Below are some records: retype them all exactly, but not the pictures.
— Start of Material provided —
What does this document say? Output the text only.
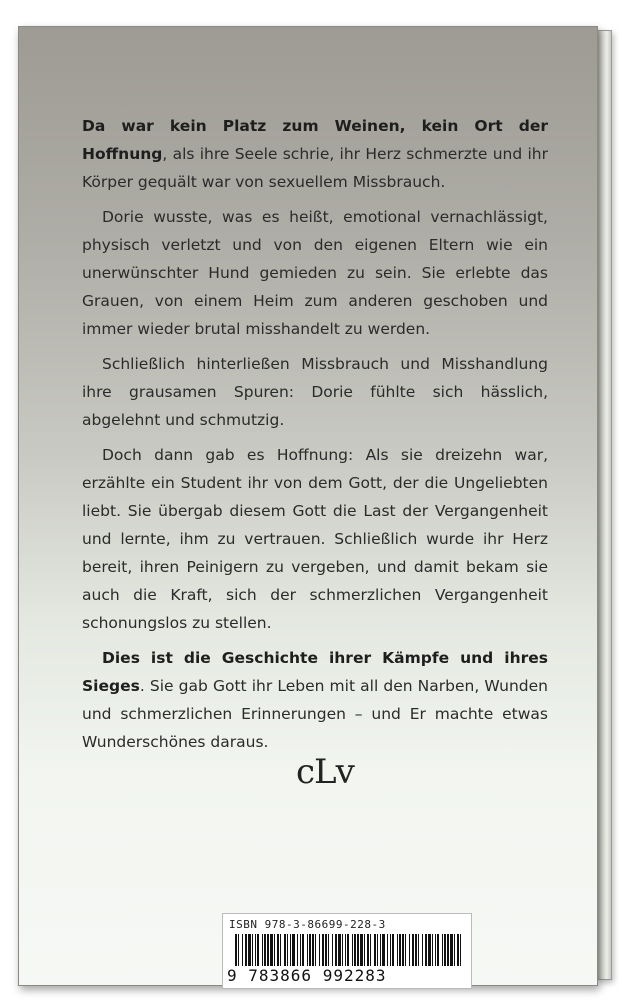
Da war kein Platz zum Weinen, kein Ort der Hoffnung, als ihre Seele schrie, ihr Herz schmerzte und ihr Körper gequält war von sexuellem Missbrauch.

Dorie wusste, was es heißt, emotional vernachlässigt, physisch verletzt und von den eigenen Eltern wie ein unerwünschter Hund gemieden zu sein. Sie erlebte das Grauen, von einem Heim zum anderen geschoben und immer wieder brutal misshandelt zu werden.

Schließlich hinterließen Missbrauch und Misshandlung ihre grausamen Spuren: Dorie fühlte sich hässlich, abgelehnt und schmutzig.

Doch dann gab es Hoffnung: Als sie dreizehn war, erzählte ein Student ihr von dem Gott, der die Ungeliebten liebt. Sie übergab diesem Gott die Last der Vergangenheit und lernte, ihm zu vertrauen. Schließlich wurde ihr Herz bereit, ihren Peinigern zu vergeben, und damit bekam sie auch die Kraft, sich der schmerzlichen Vergangenheit schonungslos zu stellen.

Dies ist die Geschichte ihrer Kämpfe und ihres Sieges. Sie gab Gott ihr Leben mit all den Narben, Wunden und schmerzlichen Erinnerungen – und Er machte etwas Wunderschönes daraus.

cLv
ISBN 978-3-86699-228-3
9 783866 992283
— End of Material provided —
_Right answer_
What does this document say? Output the text only.
Da war kein Platz zum Weinen, kein Ort der Hoffnung, als ihre Seele schrie, ihr Herz schmerzte und ihr Körper gequält war von sexuellem Missbrauch.

Dorie wusste, was es heißt, emotional vernachlässigt, physisch verletzt und von den eigenen Eltern wie ein unerwünschter Hund gemieden zu sein. Sie erlebte das Grauen, von einem Heim zum anderen geschoben und immer wieder brutal misshandelt zu werden.

Schließlich hinterließen Missbrauch und Misshandlung ihre grausamen Spuren: Dorie fühlte sich hässlich, abgelehnt und schmutzig.

Doch dann gab es Hoffnung: Als sie dreizehn war, erzählte ein Student ihr von dem Gott, der die Ungeliebten liebt. Sie übergab diesem Gott die Last der Vergangenheit und lernte, ihm zu vertrauen. Schließlich wurde ihr Herz bereit, ihren Peinigern zu vergeben, und damit bekam sie auch die Kraft, sich der schmerzlichen Vergangenheit schonungslos zu stellen.

Dies ist die Geschichte ihrer Kämpfe und ihres Sieges. Sie gab Gott ihr Leben mit all den Narben, Wunden und schmerzlichen Erinnerungen – und Er machte etwas Wunderschönes daraus.

cLv
ISBN 978-3-86699-228-3
9 783866 992283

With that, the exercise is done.